*** RECORDS SHOWN ***

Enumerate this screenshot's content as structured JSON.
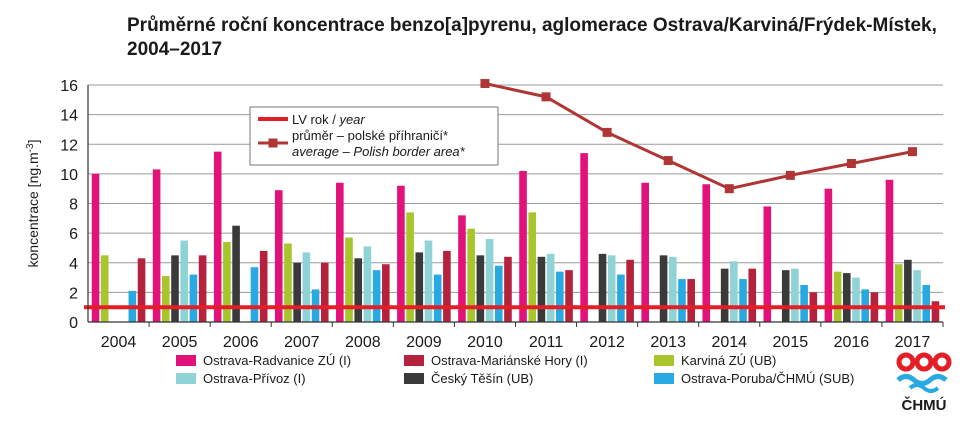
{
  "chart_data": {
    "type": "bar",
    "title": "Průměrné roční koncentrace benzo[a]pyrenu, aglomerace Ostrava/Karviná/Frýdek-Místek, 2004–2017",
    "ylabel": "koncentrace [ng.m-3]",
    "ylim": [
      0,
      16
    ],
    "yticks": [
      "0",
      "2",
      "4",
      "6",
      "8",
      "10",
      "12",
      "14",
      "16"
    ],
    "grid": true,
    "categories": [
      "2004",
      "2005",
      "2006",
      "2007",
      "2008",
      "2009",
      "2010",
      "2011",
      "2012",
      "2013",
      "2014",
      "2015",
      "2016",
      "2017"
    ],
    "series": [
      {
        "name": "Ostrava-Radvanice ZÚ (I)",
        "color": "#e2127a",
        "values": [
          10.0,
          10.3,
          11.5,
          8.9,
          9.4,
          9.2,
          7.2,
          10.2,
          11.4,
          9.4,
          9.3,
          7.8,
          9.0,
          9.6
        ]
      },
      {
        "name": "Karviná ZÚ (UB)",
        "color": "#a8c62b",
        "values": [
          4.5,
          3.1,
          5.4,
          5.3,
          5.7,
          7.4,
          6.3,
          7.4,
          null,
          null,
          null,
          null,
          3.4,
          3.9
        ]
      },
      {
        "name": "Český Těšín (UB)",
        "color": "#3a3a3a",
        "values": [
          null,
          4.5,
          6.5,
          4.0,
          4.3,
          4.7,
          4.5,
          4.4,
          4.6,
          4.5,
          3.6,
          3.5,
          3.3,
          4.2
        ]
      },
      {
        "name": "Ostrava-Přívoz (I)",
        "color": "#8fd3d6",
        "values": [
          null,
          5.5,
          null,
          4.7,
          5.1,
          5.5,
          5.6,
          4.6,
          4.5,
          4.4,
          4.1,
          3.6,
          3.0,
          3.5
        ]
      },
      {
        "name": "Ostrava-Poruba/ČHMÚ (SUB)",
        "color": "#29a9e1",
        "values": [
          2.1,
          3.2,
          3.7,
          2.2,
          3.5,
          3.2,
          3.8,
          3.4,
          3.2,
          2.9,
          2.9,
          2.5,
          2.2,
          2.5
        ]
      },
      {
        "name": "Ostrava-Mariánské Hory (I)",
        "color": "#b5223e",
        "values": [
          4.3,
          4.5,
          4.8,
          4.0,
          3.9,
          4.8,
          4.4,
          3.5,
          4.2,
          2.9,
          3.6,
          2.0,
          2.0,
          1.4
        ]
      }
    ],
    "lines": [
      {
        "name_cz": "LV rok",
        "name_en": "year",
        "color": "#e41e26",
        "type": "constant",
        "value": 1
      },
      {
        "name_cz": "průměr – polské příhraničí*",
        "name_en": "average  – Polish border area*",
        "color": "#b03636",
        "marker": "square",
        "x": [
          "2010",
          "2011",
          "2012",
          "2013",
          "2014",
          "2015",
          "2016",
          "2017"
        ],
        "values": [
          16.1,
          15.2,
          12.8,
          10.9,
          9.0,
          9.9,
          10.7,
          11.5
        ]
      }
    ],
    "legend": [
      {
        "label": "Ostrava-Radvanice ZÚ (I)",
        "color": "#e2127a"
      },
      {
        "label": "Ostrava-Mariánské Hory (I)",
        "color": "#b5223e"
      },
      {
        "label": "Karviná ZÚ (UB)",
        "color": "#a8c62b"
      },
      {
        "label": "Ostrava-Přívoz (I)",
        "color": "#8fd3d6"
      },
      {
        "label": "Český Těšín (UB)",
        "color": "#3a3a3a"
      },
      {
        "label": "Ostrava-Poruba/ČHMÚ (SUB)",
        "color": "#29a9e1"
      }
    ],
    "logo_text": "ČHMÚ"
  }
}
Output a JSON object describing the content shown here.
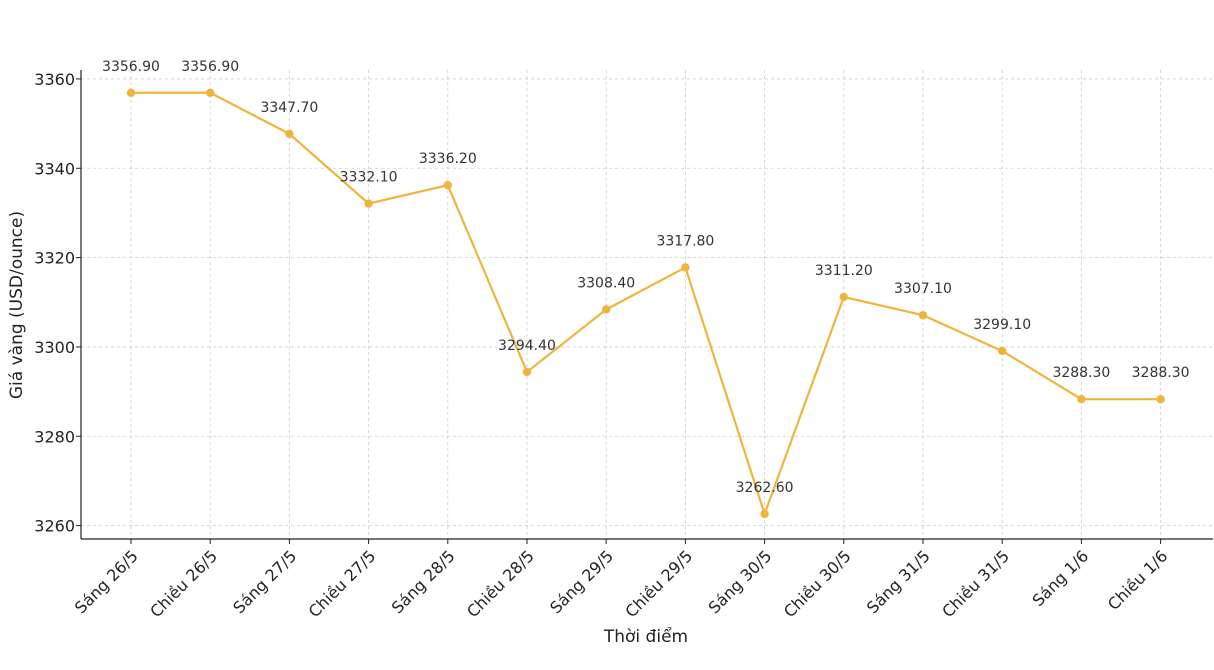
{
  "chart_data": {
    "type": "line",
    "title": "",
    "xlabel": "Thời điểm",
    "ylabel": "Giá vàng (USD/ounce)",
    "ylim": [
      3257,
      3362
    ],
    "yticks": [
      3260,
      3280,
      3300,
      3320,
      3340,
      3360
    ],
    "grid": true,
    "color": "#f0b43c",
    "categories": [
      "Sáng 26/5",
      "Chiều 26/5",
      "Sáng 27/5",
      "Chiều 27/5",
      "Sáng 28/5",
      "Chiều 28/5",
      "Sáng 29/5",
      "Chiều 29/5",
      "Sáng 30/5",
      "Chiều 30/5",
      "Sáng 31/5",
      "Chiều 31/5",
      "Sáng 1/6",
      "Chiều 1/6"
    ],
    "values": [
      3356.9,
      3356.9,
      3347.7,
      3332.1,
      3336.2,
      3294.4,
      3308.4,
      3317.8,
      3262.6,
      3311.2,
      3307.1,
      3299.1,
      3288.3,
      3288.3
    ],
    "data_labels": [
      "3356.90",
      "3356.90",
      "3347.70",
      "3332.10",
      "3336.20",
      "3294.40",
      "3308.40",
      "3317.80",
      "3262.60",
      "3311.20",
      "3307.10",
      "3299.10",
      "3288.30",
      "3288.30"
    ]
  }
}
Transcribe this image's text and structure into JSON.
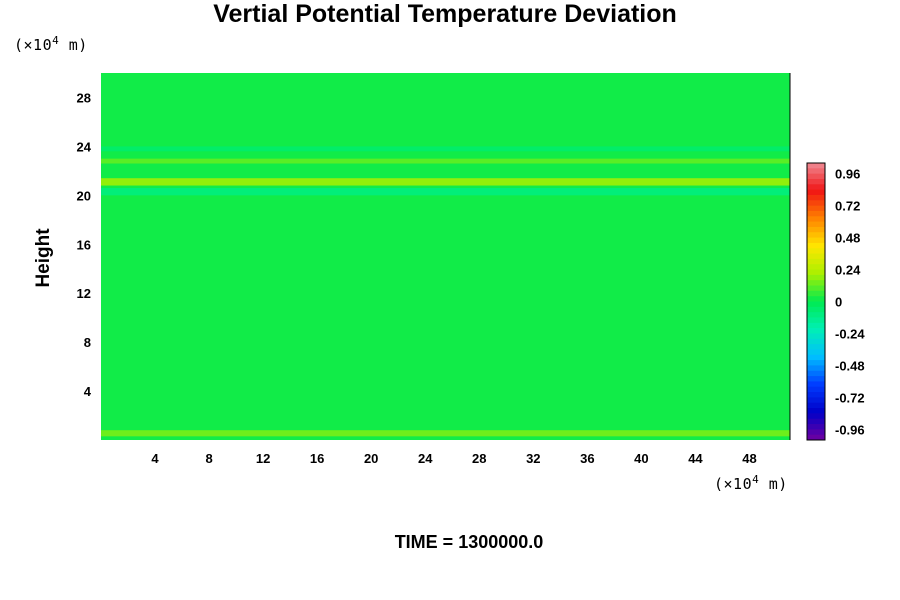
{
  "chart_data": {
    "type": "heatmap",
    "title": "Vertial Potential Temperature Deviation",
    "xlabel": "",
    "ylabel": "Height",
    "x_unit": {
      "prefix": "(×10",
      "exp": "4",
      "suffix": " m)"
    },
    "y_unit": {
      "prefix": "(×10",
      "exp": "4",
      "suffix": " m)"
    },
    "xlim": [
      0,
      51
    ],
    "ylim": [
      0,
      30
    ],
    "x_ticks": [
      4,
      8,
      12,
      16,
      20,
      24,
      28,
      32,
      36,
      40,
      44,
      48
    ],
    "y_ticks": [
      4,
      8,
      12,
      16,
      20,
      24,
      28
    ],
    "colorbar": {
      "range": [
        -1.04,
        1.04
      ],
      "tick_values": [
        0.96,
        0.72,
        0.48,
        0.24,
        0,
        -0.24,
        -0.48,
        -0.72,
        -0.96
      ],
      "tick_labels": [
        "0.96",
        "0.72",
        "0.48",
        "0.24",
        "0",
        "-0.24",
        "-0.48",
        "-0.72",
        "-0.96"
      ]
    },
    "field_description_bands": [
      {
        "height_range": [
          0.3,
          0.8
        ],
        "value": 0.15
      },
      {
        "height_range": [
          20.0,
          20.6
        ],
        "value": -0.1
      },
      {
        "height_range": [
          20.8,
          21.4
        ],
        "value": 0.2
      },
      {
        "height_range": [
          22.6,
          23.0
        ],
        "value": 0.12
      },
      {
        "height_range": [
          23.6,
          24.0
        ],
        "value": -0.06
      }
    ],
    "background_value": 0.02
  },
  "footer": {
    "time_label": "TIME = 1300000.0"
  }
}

***

- [DESCRIPTION OF THE TASK]:
Your copy should match the entries exactly, minus the pictures.

- [WRITTEN RESPONSE]:
Enumerate this screenshot's content as structured JSON.
{
  "chart_data": {
    "type": "bar",
    "title": "Průměrné roční koncentrace benzo[a]pyrenu, aglomerace Ostrava/Karviná/Frýdek-Místek, 2004–2017",
    "ylabel": "koncentrace [ng.m-3]",
    "ylim": [
      0,
      16
    ],
    "yticks": [
      "0",
      "2",
      "4",
      "6",
      "8",
      "10",
      "12",
      "14",
      "16"
    ],
    "grid": true,
    "categories": [
      "2004",
      "2005",
      "2006",
      "2007",
      "2008",
      "2009",
      "2010",
      "2011",
      "2012",
      "2013",
      "2014",
      "2015",
      "2016",
      "2017"
    ],
    "series": [
      {
        "name": "Ostrava-Radvanice ZÚ (I)",
        "color": "#e2127a",
        "values": [
          10.0,
          10.3,
          11.5,
          8.9,
          9.4,
          9.2,
          7.2,
          10.2,
          11.4,
          9.4,
          9.3,
          7.8,
          9.0,
          9.6
        ]
      },
      {
        "name": "Karviná ZÚ (UB)",
        "color": "#a8c62b",
        "values": [
          4.5,
          3.1,
          5.4,
          5.3,
          5.7,
          7.4,
          6.3,
          7.4,
          null,
          null,
          null,
          null,
          3.4,
          3.9
        ]
      },
      {
        "name": "Český Těšín (UB)",
        "color": "#3a3a3a",
        "values": [
          null,
          4.5,
          6.5,
          4.0,
          4.3,
          4.7,
          4.5,
          4.4,
          4.6,
          4.5,
          3.6,
          3.5,
          3.3,
          4.2
        ]
      },
      {
        "name": "Ostrava-Přívoz (I)",
        "color": "#8fd3d6",
        "values": [
          null,
          5.5,
          null,
          4.7,
          5.1,
          5.5,
          5.6,
          4.6,
          4.5,
          4.4,
          4.1,
          3.6,
          3.0,
          3.5
        ]
      },
      {
        "name": "Ostrava-Poruba/ČHMÚ (SUB)",
        "color": "#29a9e1",
        "values": [
          2.1,
          3.2,
          3.7,
          2.2,
          3.5,
          3.2,
          3.8,
          3.4,
          3.2,
          2.9,
          2.9,
          2.5,
          2.2,
          2.5
        ]
      },
      {
        "name": "Ostrava-Mariánské Hory (I)",
        "color": "#b5223e",
        "values": [
          4.3,
          4.5,
          4.8,
          4.0,
          3.9,
          4.8,
          4.4,
          3.5,
          4.2,
          2.9,
          3.6,
          2.0,
          2.0,
          1.4
        ]
      }
    ],
    "lines": [
      {
        "name_cz": "LV rok",
        "name_en": "year",
        "color": "#e41e26",
        "type": "constant",
        "value": 1
      },
      {
        "name_cz": "průměr – polské příhraničí*",
        "name_en": "average  – Polish border area*",
        "color": "#b03636",
        "marker": "square",
        "x": [
          "2010",
          "2011",
          "2012",
          "2013",
          "2014",
          "2015",
          "2016",
          "2017"
        ],
        "values": [
          16.1,
          15.2,
          12.8,
          10.9,
          9.0,
          9.9,
          10.7,
          11.5
        ]
      }
    ],
    "legend": [
      {
        "label": "Ostrava-Radvanice ZÚ (I)",
        "color": "#e2127a"
      },
      {
        "label": "Ostrava-Mariánské Hory (I)",
        "color": "#b5223e"
      },
      {
        "label": "Karviná ZÚ (UB)",
        "color": "#a8c62b"
      },
      {
        "label": "Ostrava-Přívoz (I)",
        "color": "#8fd3d6"
      },
      {
        "label": "Český Těšín (UB)",
        "color": "#3a3a3a"
      },
      {
        "label": "Ostrava-Poruba/ČHMÚ (SUB)",
        "color": "#29a9e1"
      }
    ],
    "logo_text": "ČHMÚ"
  }
}
Output a JSON object describing the content shown here.
{
  "chart_data": {
    "type": "line",
    "title": "",
    "xlabel": "Thời điểm",
    "ylabel": "Giá vàng (USD/ounce)",
    "ylim": [
      3257,
      3362
    ],
    "yticks": [
      3260,
      3280,
      3300,
      3320,
      3340,
      3360
    ],
    "grid": true,
    "color": "#f0b43c",
    "categories": [
      "Sáng 26/5",
      "Chiều 26/5",
      "Sáng 27/5",
      "Chiều 27/5",
      "Sáng 28/5",
      "Chiều 28/5",
      "Sáng 29/5",
      "Chiều 29/5",
      "Sáng 30/5",
      "Chiều 30/5",
      "Sáng 31/5",
      "Chiều 31/5",
      "Sáng 1/6",
      "Chiều 1/6"
    ],
    "values": [
      3356.9,
      3356.9,
      3347.7,
      3332.1,
      3336.2,
      3294.4,
      3308.4,
      3317.8,
      3262.6,
      3311.2,
      3307.1,
      3299.1,
      3288.3,
      3288.3
    ],
    "data_labels": [
      "3356.90",
      "3356.90",
      "3347.70",
      "3332.10",
      "3336.20",
      "3294.40",
      "3308.40",
      "3317.80",
      "3262.60",
      "3311.20",
      "3307.10",
      "3299.10",
      "3288.30",
      "3288.30"
    ]
  }
}
Transcribe this image's text and structure into JSON.
{
  "chart_data": {
    "type": "heatmap",
    "title": "Vertial Potential Temperature Deviation",
    "xlabel": "",
    "ylabel": "Height",
    "x_unit": {
      "prefix": "(×10",
      "exp": "4",
      "suffix": " m)"
    },
    "y_unit": {
      "prefix": "(×10",
      "exp": "4",
      "suffix": " m)"
    },
    "xlim": [
      0,
      51
    ],
    "ylim": [
      0,
      30
    ],
    "x_ticks": [
      4,
      8,
      12,
      16,
      20,
      24,
      28,
      32,
      36,
      40,
      44,
      48
    ],
    "y_ticks": [
      4,
      8,
      12,
      16,
      20,
      24,
      28
    ],
    "colorbar": {
      "range": [
        -1.04,
        1.04
      ],
      "tick_values": [
        0.96,
        0.72,
        0.48,
        0.24,
        0,
        -0.24,
        -0.48,
        -0.72,
        -0.96
      ],
      "tick_labels": [
        "0.96",
        "0.72",
        "0.48",
        "0.24",
        "0",
        "-0.24",
        "-0.48",
        "-0.72",
        "-0.96"
      ]
    },
    "field_description_bands": [
      {
        "height_range": [
          0.3,
          0.8
        ],
        "value": 0.15
      },
      {
        "height_range": [
          20.0,
          20.6
        ],
        "value": -0.1
      },
      {
        "height_range": [
          20.8,
          21.4
        ],
        "value": 0.2
      },
      {
        "height_range": [
          22.6,
          23.0
        ],
        "value": 0.12
      },
      {
        "height_range": [
          23.6,
          24.0
        ],
        "value": -0.06
      }
    ],
    "background_value": 0.02
  },
  "footer": {
    "time_label": "TIME = 1300000.0"
  }
}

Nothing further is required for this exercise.